* WHAT IS REQUIRED *
Records follow. Pull out every line that contains "this".

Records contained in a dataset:
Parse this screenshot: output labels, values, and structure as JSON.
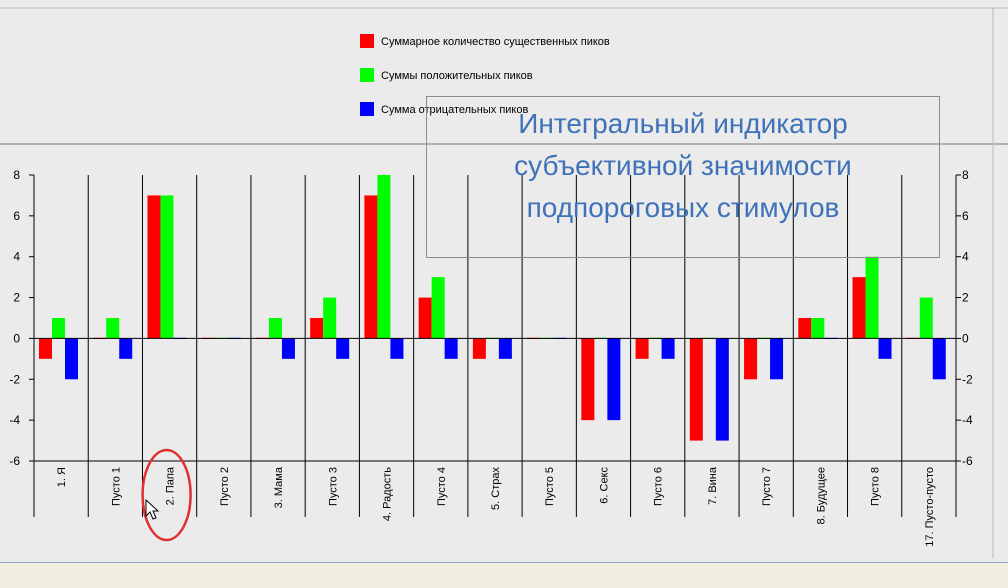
{
  "chart_data": {
    "type": "bar",
    "categories": [
      "1. Я",
      "Пусто 1",
      "2. Папа",
      "Пусто 2",
      "3. Мама",
      "Пусто 3",
      "4. Радость",
      "Пусто 4",
      "5. Страх",
      "Пусто 5",
      "6. Секс",
      "Пусто 6",
      "7. Вина",
      "Пусто 7",
      "8. Будущее",
      "Пусто 8",
      "17. Пусто-пусто"
    ],
    "series": [
      {
        "name": "Суммарное количество существенных пиков",
        "color": "#ff0000",
        "values": [
          -1,
          0,
          7,
          0,
          0,
          1,
          7,
          2,
          -1,
          0,
          -4,
          -1,
          -5,
          -2,
          1,
          3,
          0
        ]
      },
      {
        "name": "Суммы положительных пиков",
        "color": "#00ff00",
        "values": [
          1,
          1,
          7,
          0,
          1,
          2,
          8,
          3,
          0,
          0,
          0,
          0,
          0,
          0,
          1,
          4,
          2
        ]
      },
      {
        "name": "Сумма отрицательных пиков",
        "color": "#0000ff",
        "values": [
          -2,
          -1,
          0,
          0,
          -1,
          -1,
          -1,
          -1,
          -1,
          0,
          -4,
          -1,
          -5,
          -2,
          0,
          -1,
          -2
        ]
      }
    ],
    "ylim": [
      -6,
      8
    ],
    "yticks": [
      "8",
      "6",
      "4",
      "2",
      "0",
      "-2",
      "-4",
      "-6"
    ],
    "legend_placement": "top"
  },
  "annotation": {
    "lines": [
      "Интегральный индикатор",
      "субъективной значимости",
      "подпороговых стимулов"
    ],
    "color": "#3f72b8"
  },
  "highlight": {
    "category": "2. Папа",
    "color": "#e03030"
  }
}
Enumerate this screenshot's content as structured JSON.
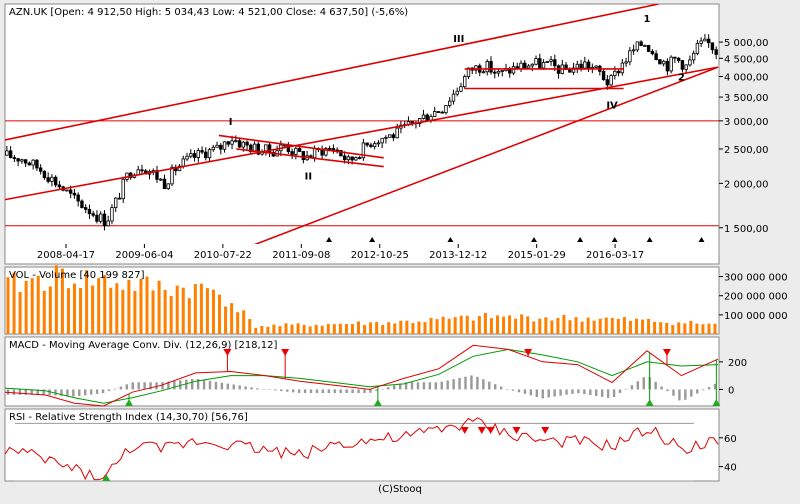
{
  "chart_data": {
    "type": "candlestick",
    "symbol": "AZN.UK",
    "main_title": "AZN.UK [Open: 4 912,50  High: 5 034,43  Low: 4 521,00  Close: 4 637,50] (-5,6%)",
    "x_tick_labels": [
      "2008-04-17",
      "2009-06-04",
      "2010-07-22",
      "2011-09-08",
      "2012-10-25",
      "2013-12-12",
      "2015-01-29",
      "2016-03-17"
    ],
    "x_ticks": [
      "2008-04-17",
      "2009-06-04",
      "2010-07-22",
      "2011-09-08",
      "2012-10-25",
      "2013-12-12",
      "2015-01-29",
      "2016-03-17"
    ],
    "x_range": [
      "2007-06-01",
      "2017-09-15"
    ],
    "price_scale": "log",
    "price_range": [
      1350,
      6400
    ],
    "y_tick_values": [
      1500,
      2000,
      2500,
      3000,
      3500,
      4000,
      4500,
      5000
    ],
    "y_tick_labels": [
      "1 500,00",
      "2 000,00",
      "2 500,00",
      "3 000,00",
      "3 500,00",
      "4 000,00",
      "4 500,00",
      "5 000,00"
    ],
    "horizontal_levels": [
      1520,
      3000
    ],
    "price_path": [
      [
        "2007-06-01",
        2400
      ],
      [
        "2007-09-01",
        2350
      ],
      [
        "2007-12-01",
        2200
      ],
      [
        "2008-03-01",
        2000
      ],
      [
        "2008-06-01",
        1800
      ],
      [
        "2008-09-15",
        1640
      ],
      [
        "2008-11-15",
        1560
      ],
      [
        "2009-01-15",
        1820
      ],
      [
        "2009-03-15",
        2150
      ],
      [
        "2009-05-15",
        2250
      ],
      [
        "2009-07-15",
        2150
      ],
      [
        "2009-09-15",
        2000
      ],
      [
        "2009-11-15",
        2200
      ],
      [
        "2010-01-15",
        2320
      ],
      [
        "2010-04-15",
        2450
      ],
      [
        "2010-07-01",
        2500
      ],
      [
        "2010-09-01",
        2700
      ],
      [
        "2010-11-01",
        2580
      ],
      [
        "2011-01-15",
        2500
      ],
      [
        "2011-04-01",
        2460
      ],
      [
        "2011-06-15",
        2560
      ],
      [
        "2011-08-15",
        2420
      ],
      [
        "2011-10-15",
        2380
      ],
      [
        "2011-12-15",
        2480
      ],
      [
        "2012-03-01",
        2520
      ],
      [
        "2012-05-15",
        2300
      ],
      [
        "2012-07-15",
        2470
      ],
      [
        "2012-09-15",
        2640
      ],
      [
        "2012-11-15",
        2700
      ],
      [
        "2013-01-15",
        2750
      ],
      [
        "2013-04-15",
        2950
      ],
      [
        "2013-07-15",
        3150
      ],
      [
        "2013-09-15",
        3250
      ],
      [
        "2013-12-01",
        3650
      ],
      [
        "2014-02-15",
        4200
      ],
      [
        "2014-05-01",
        4300
      ],
      [
        "2014-07-15",
        4050
      ],
      [
        "2014-10-15",
        4250
      ],
      [
        "2015-01-15",
        4350
      ],
      [
        "2015-04-15",
        4300
      ],
      [
        "2015-06-15",
        4150
      ],
      [
        "2015-08-15",
        4250
      ],
      [
        "2015-10-15",
        4350
      ],
      [
        "2016-01-01",
        4080
      ],
      [
        "2016-02-15",
        3800
      ],
      [
        "2016-04-15",
        4300
      ],
      [
        "2016-06-15",
        4700
      ],
      [
        "2016-08-15",
        5000
      ],
      [
        "2016-10-15",
        4650
      ],
      [
        "2016-12-15",
        4300
      ],
      [
        "2017-02-01",
        4500
      ],
      [
        "2017-04-01",
        4250
      ],
      [
        "2017-06-01",
        4900
      ],
      [
        "2017-08-01",
        4950
      ],
      [
        "2017-09-10",
        4640
      ]
    ],
    "trendlines": [
      {
        "color": "#dd0000",
        "from": [
          "2007-06-01",
          1800
        ],
        "to": [
          "2017-09-10",
          4250
        ]
      },
      {
        "color": "#dd0000",
        "from": [
          "2007-06-01",
          2650
        ],
        "to": [
          "2016-11-01",
          6400
        ]
      },
      {
        "color": "#dd0000",
        "from": [
          "2008-06-01",
          860
        ],
        "to": [
          "2017-09-10",
          4250
        ]
      },
      {
        "color": "#dd0000",
        "from": [
          "2010-07-01",
          2730
        ],
        "to": [
          "2012-11-15",
          2360
        ]
      },
      {
        "color": "#dd0000",
        "from": [
          "2010-10-01",
          2500
        ],
        "to": [
          "2012-11-15",
          2230
        ]
      },
      {
        "color": "#dd0000",
        "from": [
          "2014-01-15",
          4200
        ],
        "to": [
          "2016-05-01",
          4200
        ]
      },
      {
        "color": "#dd0000",
        "from": [
          "2014-01-15",
          3700
        ],
        "to": [
          "2016-05-01",
          3700
        ]
      }
    ],
    "wave_labels": [
      {
        "text": "I",
        "date": "2010-09-01",
        "price": 2920,
        "color": "#333399"
      },
      {
        "text": "II",
        "date": "2011-10-15",
        "price": 2050,
        "color": "#333399"
      },
      {
        "text": "III",
        "date": "2013-12-15",
        "price": 5000,
        "color": "#333399"
      },
      {
        "text": "IV",
        "date": "2016-03-01",
        "price": 3250,
        "color": "#333399"
      },
      {
        "text": "1",
        "date": "2016-09-01",
        "price": 5700,
        "color": "#cc0000"
      },
      {
        "text": "2",
        "date": "2017-03-01",
        "price": 3900,
        "color": "#cc0000"
      }
    ],
    "markers": [
      "2012-02-01",
      "2012-09-15",
      "2013-11-01",
      "2015-01-15",
      "2015-09-15",
      "2016-03-15",
      "2016-09-15",
      "2017-06-15"
    ],
    "volume": {
      "title": "VOL - Volume [40 199 827]",
      "y_tick_values": [
        100000000,
        200000000,
        300000000
      ],
      "y_tick_labels": [
        "100 000 000",
        "200 000 000",
        "300 000 000"
      ],
      "range": [
        0,
        350000000
      ],
      "bar_color": "#ff8000",
      "level_path": [
        [
          "2007-06-01",
          250000000
        ],
        [
          "2008-03-01",
          300000000
        ],
        [
          "2008-10-01",
          280000000
        ],
        [
          "2009-06-01",
          250000000
        ],
        [
          "2010-06-01",
          230000000
        ],
        [
          "2010-10-01",
          150000000
        ],
        [
          "2011-01-01",
          40000000
        ],
        [
          "2013-01-01",
          60000000
        ],
        [
          "2014-06-01",
          90000000
        ],
        [
          "2016-01-01",
          80000000
        ],
        [
          "2017-09-10",
          50000000
        ]
      ]
    },
    "macd": {
      "title": "MACD - Moving Average Conv. Div. (12,26,9) [218,12]",
      "y_tick_values": [
        0,
        200
      ],
      "y_tick_labels": [
        "0",
        "200"
      ],
      "range": [
        -120,
        380
      ],
      "macd_color": "#dd0000",
      "signal_color": "#009900",
      "hist_color": "#999999",
      "macd_path": [
        [
          "2007-06-01",
          -20
        ],
        [
          "2008-01-01",
          -40
        ],
        [
          "2008-06-01",
          -100
        ],
        [
          "2008-11-01",
          -120
        ],
        [
          "2009-04-01",
          -20
        ],
        [
          "2009-09-01",
          30
        ],
        [
          "2010-03-01",
          120
        ],
        [
          "2010-09-01",
          130
        ],
        [
          "2011-03-01",
          100
        ],
        [
          "2011-09-01",
          60
        ],
        [
          "2012-03-01",
          30
        ],
        [
          "2012-09-01",
          0
        ],
        [
          "2013-03-01",
          80
        ],
        [
          "2013-09-01",
          150
        ],
        [
          "2014-03-01",
          320
        ],
        [
          "2014-09-01",
          290
        ],
        [
          "2015-03-01",
          200
        ],
        [
          "2015-09-01",
          180
        ],
        [
          "2016-03-01",
          50
        ],
        [
          "2016-09-01",
          280
        ],
        [
          "2017-03-01",
          100
        ],
        [
          "2017-09-10",
          220
        ]
      ],
      "signal_path": [
        [
          "2007-06-01",
          10
        ],
        [
          "2008-01-01",
          -10
        ],
        [
          "2008-06-01",
          -60
        ],
        [
          "2008-11-01",
          -100
        ],
        [
          "2009-04-01",
          -60
        ],
        [
          "2009-09-01",
          -10
        ],
        [
          "2010-03-01",
          60
        ],
        [
          "2010-09-01",
          100
        ],
        [
          "2011-03-01",
          100
        ],
        [
          "2011-09-01",
          80
        ],
        [
          "2012-03-01",
          50
        ],
        [
          "2012-09-01",
          20
        ],
        [
          "2013-03-01",
          40
        ],
        [
          "2013-09-01",
          110
        ],
        [
          "2014-03-01",
          240
        ],
        [
          "2014-09-01",
          290
        ],
        [
          "2015-03-01",
          250
        ],
        [
          "2015-09-01",
          200
        ],
        [
          "2016-03-01",
          100
        ],
        [
          "2016-09-01",
          200
        ],
        [
          "2017-03-01",
          170
        ],
        [
          "2017-09-10",
          180
        ]
      ],
      "sell_markers": [
        "2010-08-15",
        "2011-06-15",
        "2014-12-15",
        "2016-12-15"
      ],
      "buy_markers": [
        "2009-03-15",
        "2012-10-15",
        "2016-09-15",
        "2017-09-01"
      ]
    },
    "rsi": {
      "title": "RSI - Relative Strength Index (14,30,70) [56,76]",
      "y_tick_values": [
        40,
        60
      ],
      "y_tick_labels": [
        "40",
        "60"
      ],
      "range": [
        30,
        80
      ],
      "levels": [
        30,
        70
      ],
      "line_color": "#dd0000",
      "rsi_path": [
        [
          "2007-06-01",
          52
        ],
        [
          "2008-01-01",
          45
        ],
        [
          "2008-06-01",
          38
        ],
        [
          "2008-11-01",
          31
        ],
        [
          "2009-04-01",
          55
        ],
        [
          "2009-09-01",
          52
        ],
        [
          "2010-03-01",
          58
        ],
        [
          "2010-09-01",
          56
        ],
        [
          "2011-03-01",
          52
        ],
        [
          "2011-09-01",
          48
        ],
        [
          "2012-03-01",
          56
        ],
        [
          "2012-09-01",
          58
        ],
        [
          "2013-03-01",
          60
        ],
        [
          "2013-09-01",
          66
        ],
        [
          "2014-03-01",
          71
        ],
        [
          "2014-09-01",
          63
        ],
        [
          "2015-03-01",
          58
        ],
        [
          "2015-09-01",
          57
        ],
        [
          "2016-03-01",
          54
        ],
        [
          "2016-09-01",
          66
        ],
        [
          "2017-03-01",
          53
        ],
        [
          "2017-09-10",
          57
        ]
      ],
      "sell_markers": [
        "2014-01-15",
        "2014-04-15",
        "2014-06-01",
        "2014-10-15",
        "2015-03-15"
      ],
      "buy_markers": [
        "2008-11-15"
      ]
    },
    "credit": "(C)Stooq"
  }
}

* CORRECT RESULT *
Parse this screenshot: output labels, values, and structure as JSON.
Enumerate this screenshot's content as structured JSON.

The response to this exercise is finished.